━━━━━ Extracted data

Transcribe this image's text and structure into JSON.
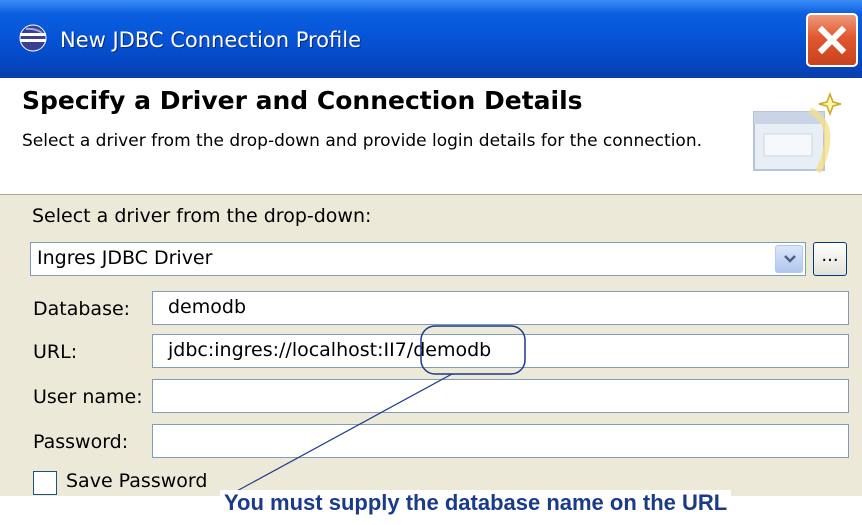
{
  "window": {
    "title": "New JDBC Connection Profile",
    "close_label": "Close"
  },
  "header": {
    "title": "Specify a Driver and Connection Details",
    "description": "Select a driver from the drop-down and provide login details for the connection."
  },
  "form": {
    "driver_prompt": "Select a driver from the drop-down:",
    "driver_selected": "Ingres JDBC Driver",
    "driver_browse_label": "...",
    "database_label": "Database:",
    "database_value": "demodb",
    "url_label": "URL:",
    "url_value": "jdbc:ingres://localhost:II7/demodb",
    "username_label": "User name:",
    "username_value": "",
    "password_label": "Password:",
    "password_value": "",
    "save_password_label": "Save Password",
    "save_password_checked": false
  },
  "annotation": {
    "callout": "You must supply the database name on the URL"
  },
  "colors": {
    "titlebar": "#0653d6",
    "dialog_bg": "#ece9d8",
    "callout_text": "#1a3a8a",
    "callout_outline": "#1a3a8a"
  }
}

━━━━━━━━━━

#### What is asked:
Copy down every line of the entries containing the word "demodb".

#### Written answer:
    "database_value": "demodb",
    "url_value": "jdbc:ingres://localhost:II7/demodb",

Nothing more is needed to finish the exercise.